** TASK TO COMPLETE **
Of all the lines in the data below, how many contain "title"? Report that number alone.

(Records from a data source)
┄┄┄┄┄┄

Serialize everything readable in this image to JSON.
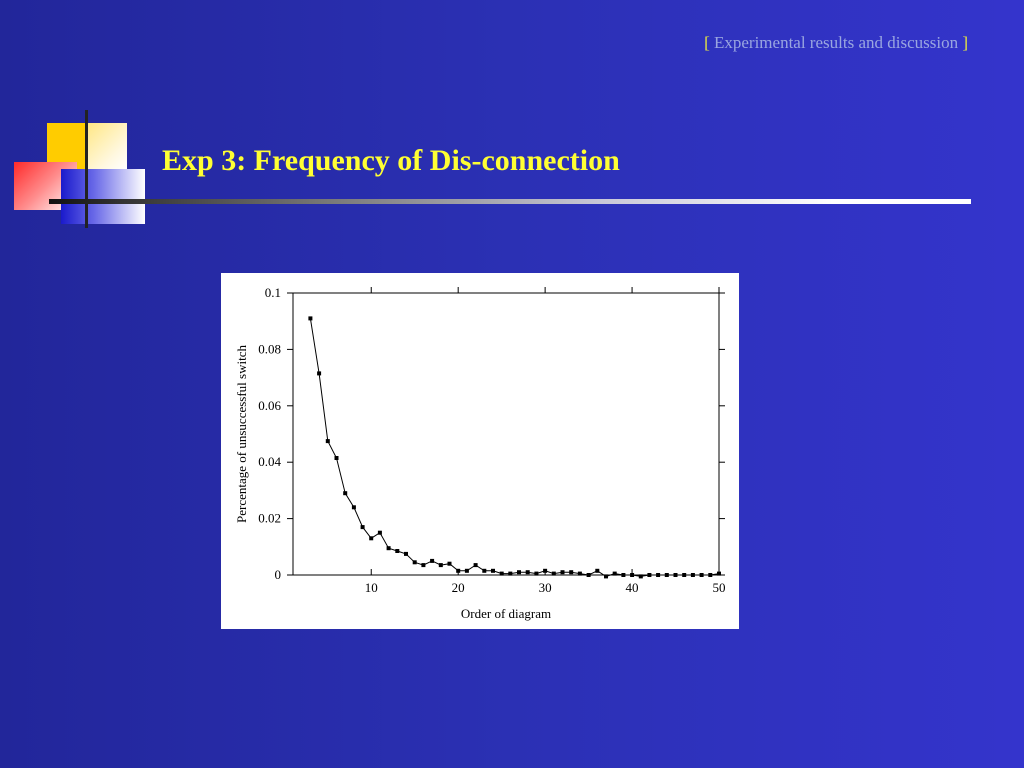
{
  "header": {
    "section_open": "[ ",
    "section_label": "Experimental results and discussion",
    "section_close": " ]"
  },
  "slide": {
    "title": "Exp 3: Frequency of Dis-connection"
  },
  "colors": {
    "title": "#ffff33",
    "section_bracket": "#e8e840",
    "section_text": "#9aa6e0",
    "background_left": "#22269a",
    "background_right": "#3434cc"
  },
  "chart_data": {
    "type": "line",
    "xlabel": "Order of diagram",
    "ylabel": "Percentage of unsuccessful switch",
    "xlim": [
      1,
      50
    ],
    "ylim": [
      0,
      0.1
    ],
    "x_ticks": [
      10,
      20,
      30,
      40,
      50
    ],
    "y_ticks": [
      {
        "value": 0,
        "label": "0"
      },
      {
        "value": 0.02,
        "label": "0.02"
      },
      {
        "value": 0.04,
        "label": "0.04"
      },
      {
        "value": 0.06,
        "label": "0.06"
      },
      {
        "value": 0.08,
        "label": "0.08"
      },
      {
        "value": 0.1,
        "label": "0.1"
      }
    ],
    "grid": false,
    "marker": "square",
    "x": [
      3,
      4,
      5,
      6,
      7,
      8,
      9,
      10,
      11,
      12,
      13,
      14,
      15,
      16,
      17,
      18,
      19,
      20,
      21,
      22,
      23,
      24,
      25,
      26,
      27,
      28,
      29,
      30,
      31,
      32,
      33,
      34,
      35,
      36,
      37,
      38,
      39,
      40,
      41,
      42,
      43,
      44,
      45,
      46,
      47,
      48,
      49,
      50
    ],
    "values": [
      0.091,
      0.0715,
      0.0475,
      0.0415,
      0.029,
      0.024,
      0.017,
      0.013,
      0.015,
      0.0095,
      0.0085,
      0.0075,
      0.0045,
      0.0035,
      0.005,
      0.0035,
      0.004,
      0.0015,
      0.0015,
      0.0035,
      0.0015,
      0.0015,
      0.0005,
      0.0005,
      0.001,
      0.001,
      0.0005,
      0.0015,
      0.0005,
      0.001,
      0.001,
      0.0005,
      0,
      0.0015,
      -0.0005,
      0.0005,
      0,
      0,
      -0.0005,
      0,
      0,
      0,
      0,
      0,
      0,
      0,
      0,
      0.0005
    ]
  }
}
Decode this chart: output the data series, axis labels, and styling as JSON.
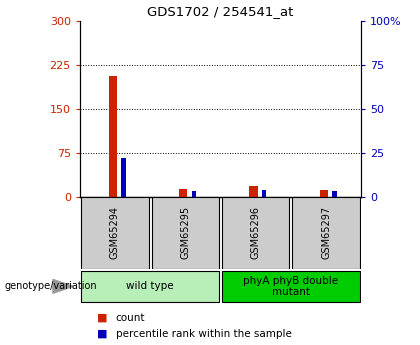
{
  "title": "GDS1702 / 254541_at",
  "samples": [
    "GSM65294",
    "GSM65295",
    "GSM65296",
    "GSM65297"
  ],
  "count_values": [
    205,
    13,
    18,
    12
  ],
  "percentile_values": [
    22,
    3,
    4,
    3
  ],
  "left_ylim": [
    0,
    300
  ],
  "right_ylim": [
    0,
    100
  ],
  "left_yticks": [
    0,
    75,
    150,
    225,
    300
  ],
  "right_yticks": [
    0,
    25,
    50,
    75,
    100
  ],
  "right_yticklabels": [
    "0",
    "25",
    "50",
    "75",
    "100%"
  ],
  "groups": [
    {
      "label": "wild type",
      "samples": [
        0,
        1
      ],
      "color": "#b8eeb8"
    },
    {
      "label": "phyA phyB double\nmutant",
      "samples": [
        2,
        3
      ],
      "color": "#00cc00"
    }
  ],
  "count_color": "#cc2200",
  "percentile_color": "#0000bb",
  "left_tick_color": "#cc2200",
  "right_tick_color": "#0000bb",
  "grid_color": "black",
  "legend_count_label": "count",
  "legend_percentile_label": "percentile rank within the sample",
  "genotype_label": "genotype/variation",
  "sample_box_color": "#cccccc"
}
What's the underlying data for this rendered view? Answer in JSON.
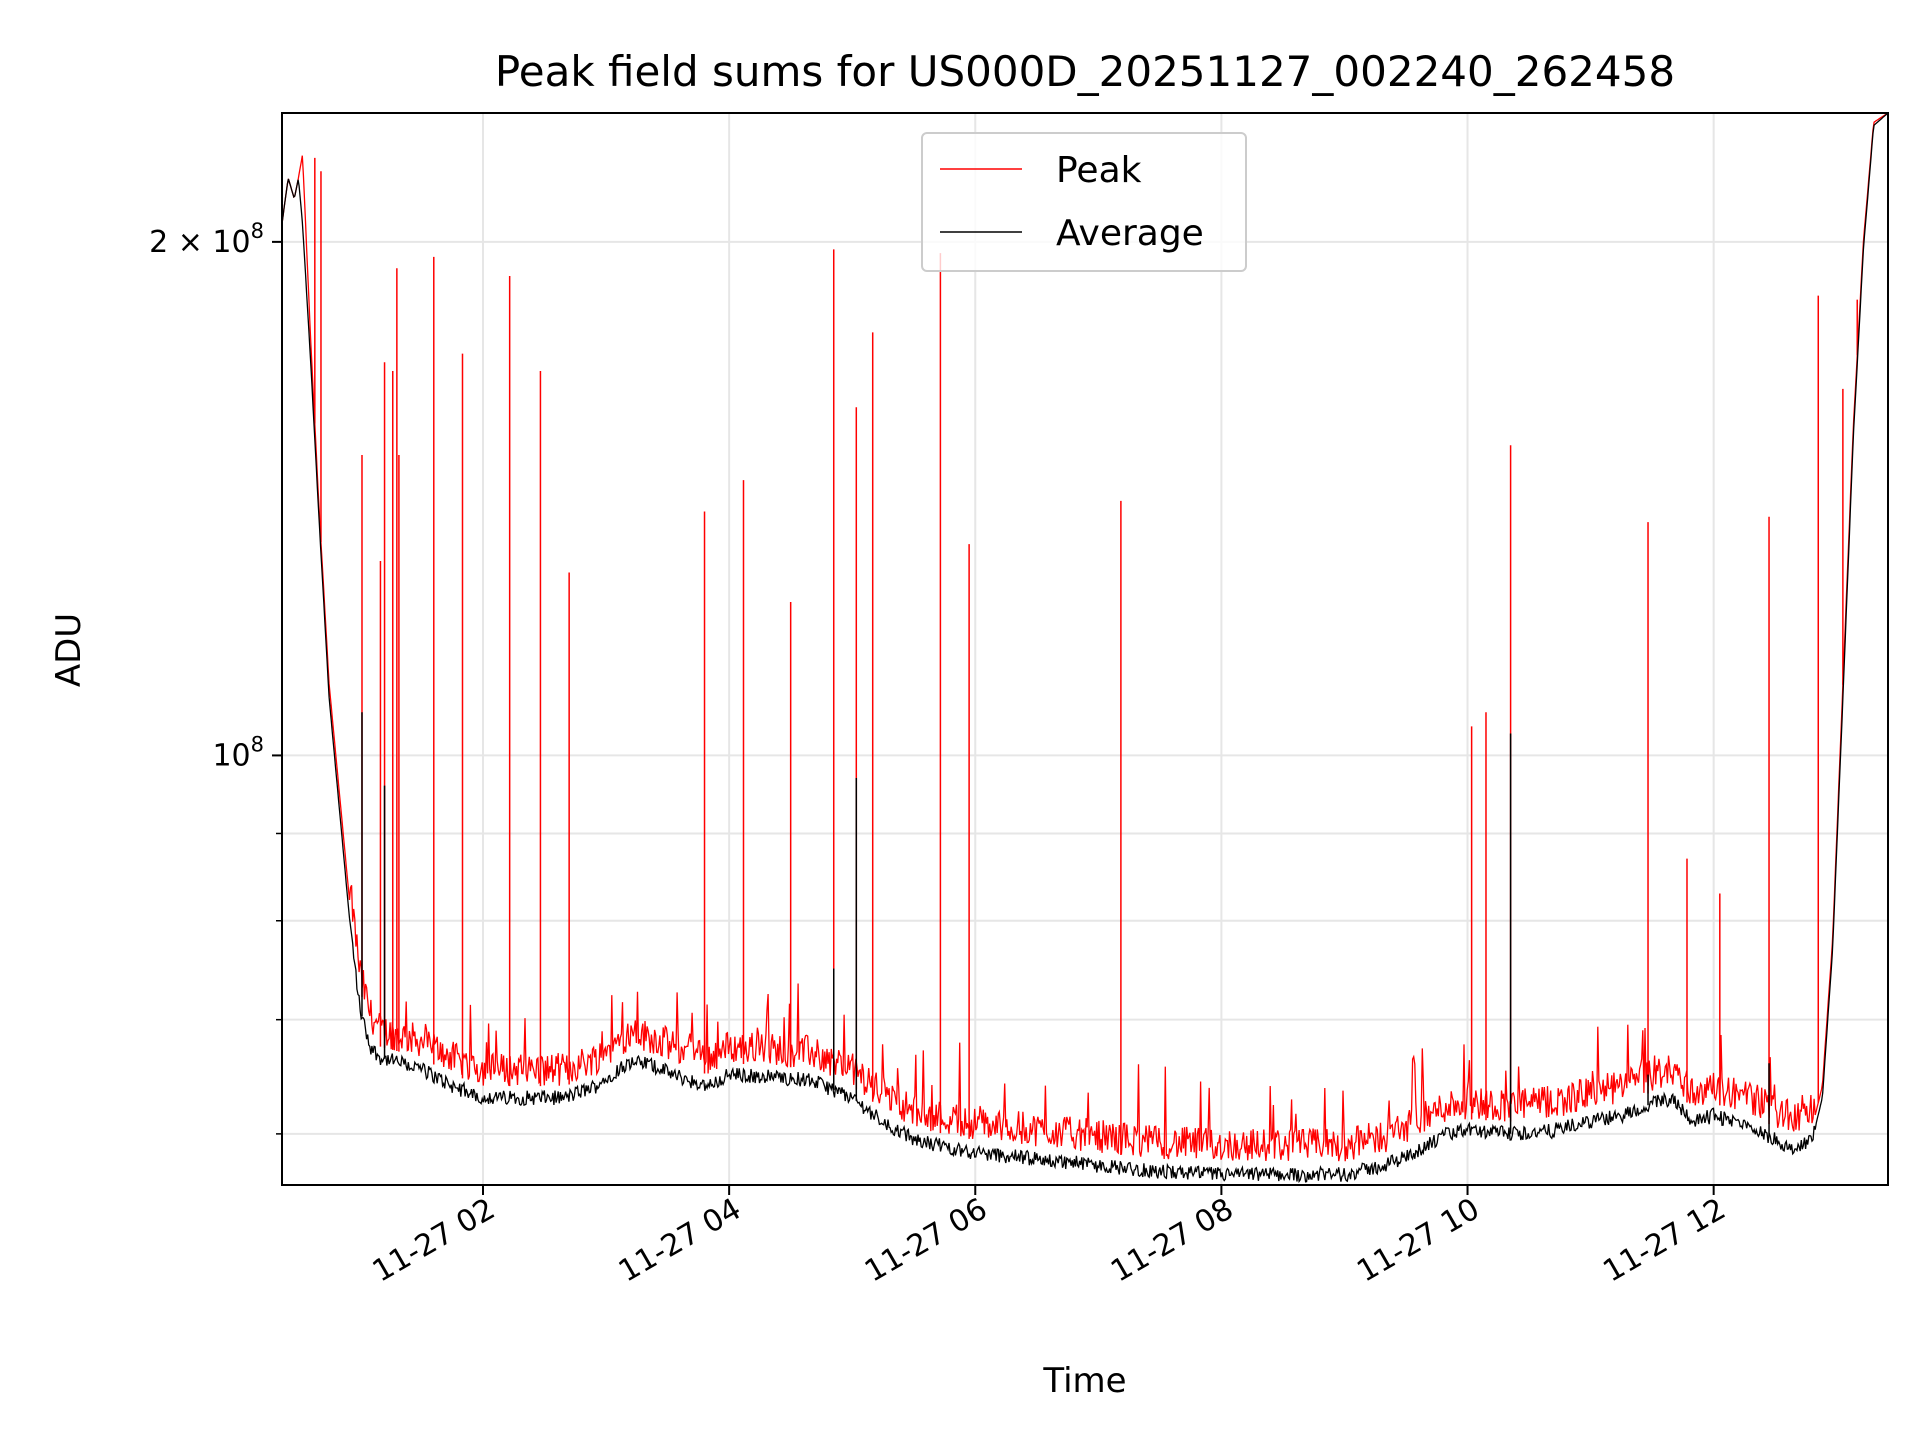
{
  "chart_data": {
    "type": "line",
    "title": "Peak field sums for US000D_20251127_002240_262458",
    "xlabel": "Time",
    "ylabel": "ADU",
    "yscale": "log",
    "ylim": [
      56000000,
      238000000
    ],
    "xlim": [
      "2025-11-27 00:22",
      "2025-11-27 13:25"
    ],
    "grid": true,
    "legend_position": "top-center",
    "x_ticks": [
      "11-27 02",
      "11-27 04",
      "11-27 06",
      "11-27 08",
      "11-27 10",
      "11-27 12"
    ],
    "x_tick_values": [
      "2025-11-27 02:00",
      "2025-11-27 04:00",
      "2025-11-27 06:00",
      "2025-11-27 08:00",
      "2025-11-27 10:00",
      "2025-11-27 12:00"
    ],
    "y_major_ticks": [
      {
        "value": 100000000,
        "mantissa": "",
        "label_base": "10",
        "label_exp": "8"
      },
      {
        "value": 200000000,
        "mantissa": "2 × ",
        "label_base": "10",
        "label_exp": "8"
      }
    ],
    "y_minor_ticks": [
      60000000,
      70000000,
      80000000,
      90000000
    ],
    "baseline": {
      "x": [
        "2025-11-27 00:22",
        "2025-11-27 00:25",
        "2025-11-27 00:28",
        "2025-11-27 00:30",
        "2025-11-27 00:32",
        "2025-11-27 00:36",
        "2025-11-27 00:40",
        "2025-11-27 00:45",
        "2025-11-27 00:50",
        "2025-11-27 00:55",
        "2025-11-27 01:00",
        "2025-11-27 01:05",
        "2025-11-27 01:10",
        "2025-11-27 01:20",
        "2025-11-27 01:30",
        "2025-11-27 01:45",
        "2025-11-27 02:00",
        "2025-11-27 02:20",
        "2025-11-27 02:40",
        "2025-11-27 02:55",
        "2025-11-27 03:10",
        "2025-11-27 03:20",
        "2025-11-27 03:40",
        "2025-11-27 03:50",
        "2025-11-27 04:00",
        "2025-11-27 04:20",
        "2025-11-27 04:40",
        "2025-11-27 05:00",
        "2025-11-27 05:15",
        "2025-11-27 05:30",
        "2025-11-27 06:00",
        "2025-11-27 06:30",
        "2025-11-27 07:00",
        "2025-11-27 07:30",
        "2025-11-27 08:00",
        "2025-11-27 08:30",
        "2025-11-27 09:00",
        "2025-11-27 09:20",
        "2025-11-27 09:40",
        "2025-11-27 09:50",
        "2025-11-27 10:00",
        "2025-11-27 10:20",
        "2025-11-27 10:40",
        "2025-11-27 11:00",
        "2025-11-27 11:15",
        "2025-11-27 11:30",
        "2025-11-27 11:40",
        "2025-11-27 11:50",
        "2025-11-27 12:00",
        "2025-11-27 12:10",
        "2025-11-27 12:20",
        "2025-11-27 12:30",
        "2025-11-27 12:40",
        "2025-11-27 12:48",
        "2025-11-27 12:53",
        "2025-11-27 12:58",
        "2025-11-27 13:03",
        "2025-11-27 13:08",
        "2025-11-27 13:13",
        "2025-11-27 13:18",
        "2025-11-27 13:25"
      ],
      "peak": [
        205000000,
        218000000,
        212000000,
        218000000,
        225000000,
        175000000,
        140000000,
        110000000,
        95000000,
        82000000,
        73000000,
        69000000,
        67500000,
        67000000,
        66500000,
        65000000,
        64000000,
        64000000,
        64000000,
        65000000,
        67000000,
        67000000,
        65500000,
        65000000,
        66000000,
        65800000,
        65500000,
        64000000,
        62000000,
        60500000,
        59500000,
        59000000,
        58500000,
        58000000,
        57800000,
        57800000,
        57800000,
        58500000,
        60000000,
        61000000,
        61200000,
        61000000,
        61200000,
        62000000,
        62500000,
        63500000,
        64000000,
        62000000,
        62500000,
        62000000,
        61500000,
        60500000,
        59800000,
        60500000,
        64000000,
        78000000,
        110000000,
        155000000,
        200000000,
        235000000,
        238000000
      ],
      "average": [
        205000000,
        218000000,
        212000000,
        218000000,
        205000000,
        170000000,
        138000000,
        108000000,
        93000000,
        80000000,
        71000000,
        67500000,
        66500000,
        66000000,
        65500000,
        64000000,
        63000000,
        63000000,
        63000000,
        64000000,
        66000000,
        66000000,
        64500000,
        64000000,
        65000000,
        64800000,
        64500000,
        63000000,
        61000000,
        59500000,
        58500000,
        58000000,
        57500000,
        57000000,
        56800000,
        56800000,
        56800000,
        57500000,
        59000000,
        60000000,
        60300000,
        60000000,
        60200000,
        61000000,
        61500000,
        62500000,
        63000000,
        61000000,
        61500000,
        61000000,
        60500000,
        59500000,
        58800000,
        59500000,
        63000000,
        77000000,
        108000000,
        153000000,
        198000000,
        234000000,
        238000000
      ]
    },
    "series": [
      {
        "name": "Peak",
        "color": "#ff0000",
        "spikes": [
          {
            "x": "2025-11-27 00:38",
            "y": 224000000
          },
          {
            "x": "2025-11-27 00:41",
            "y": 220000000
          },
          {
            "x": "2025-11-27 01:01",
            "y": 150000000
          },
          {
            "x": "2025-11-27 01:10",
            "y": 130000000
          },
          {
            "x": "2025-11-27 01:12",
            "y": 170000000
          },
          {
            "x": "2025-11-27 01:16",
            "y": 168000000
          },
          {
            "x": "2025-11-27 01:18",
            "y": 193000000
          },
          {
            "x": "2025-11-27 01:19",
            "y": 150000000
          },
          {
            "x": "2025-11-27 01:36",
            "y": 196000000
          },
          {
            "x": "2025-11-27 01:50",
            "y": 172000000
          },
          {
            "x": "2025-11-27 02:13",
            "y": 191000000
          },
          {
            "x": "2025-11-27 02:28",
            "y": 168000000
          },
          {
            "x": "2025-11-27 02:42",
            "y": 128000000
          },
          {
            "x": "2025-11-27 03:48",
            "y": 139000000
          },
          {
            "x": "2025-11-27 04:07",
            "y": 145000000
          },
          {
            "x": "2025-11-27 04:30",
            "y": 123000000
          },
          {
            "x": "2025-11-27 04:51",
            "y": 198000000
          },
          {
            "x": "2025-11-27 05:02",
            "y": 160000000
          },
          {
            "x": "2025-11-27 05:10",
            "y": 177000000
          },
          {
            "x": "2025-11-27 05:43",
            "y": 197000000
          },
          {
            "x": "2025-11-27 05:57",
            "y": 133000000
          },
          {
            "x": "2025-11-27 07:11",
            "y": 141000000
          },
          {
            "x": "2025-11-27 10:02",
            "y": 104000000
          },
          {
            "x": "2025-11-27 10:09",
            "y": 106000000
          },
          {
            "x": "2025-11-27 10:21",
            "y": 152000000
          },
          {
            "x": "2025-11-27 11:28",
            "y": 137000000
          },
          {
            "x": "2025-11-27 11:47",
            "y": 87000000
          },
          {
            "x": "2025-11-27 12:03",
            "y": 83000000
          },
          {
            "x": "2025-11-27 12:27",
            "y": 138000000
          },
          {
            "x": "2025-11-27 12:51",
            "y": 186000000
          },
          {
            "x": "2025-11-27 13:03",
            "y": 164000000
          },
          {
            "x": "2025-11-27 13:10",
            "y": 185000000
          }
        ]
      },
      {
        "name": "Average",
        "color": "#000000",
        "spikes": [
          {
            "x": "2025-11-27 01:01",
            "y": 106000000
          },
          {
            "x": "2025-11-27 01:12",
            "y": 96000000
          },
          {
            "x": "2025-11-27 04:51",
            "y": 75000000
          },
          {
            "x": "2025-11-27 05:02",
            "y": 97000000
          },
          {
            "x": "2025-11-27 10:21",
            "y": 103000000
          },
          {
            "x": "2025-11-27 11:28",
            "y": 65000000
          },
          {
            "x": "2025-11-27 12:27",
            "y": 66000000
          }
        ]
      }
    ]
  }
}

┄┄┄┄┄┄

** WRITTEN REPLY **
4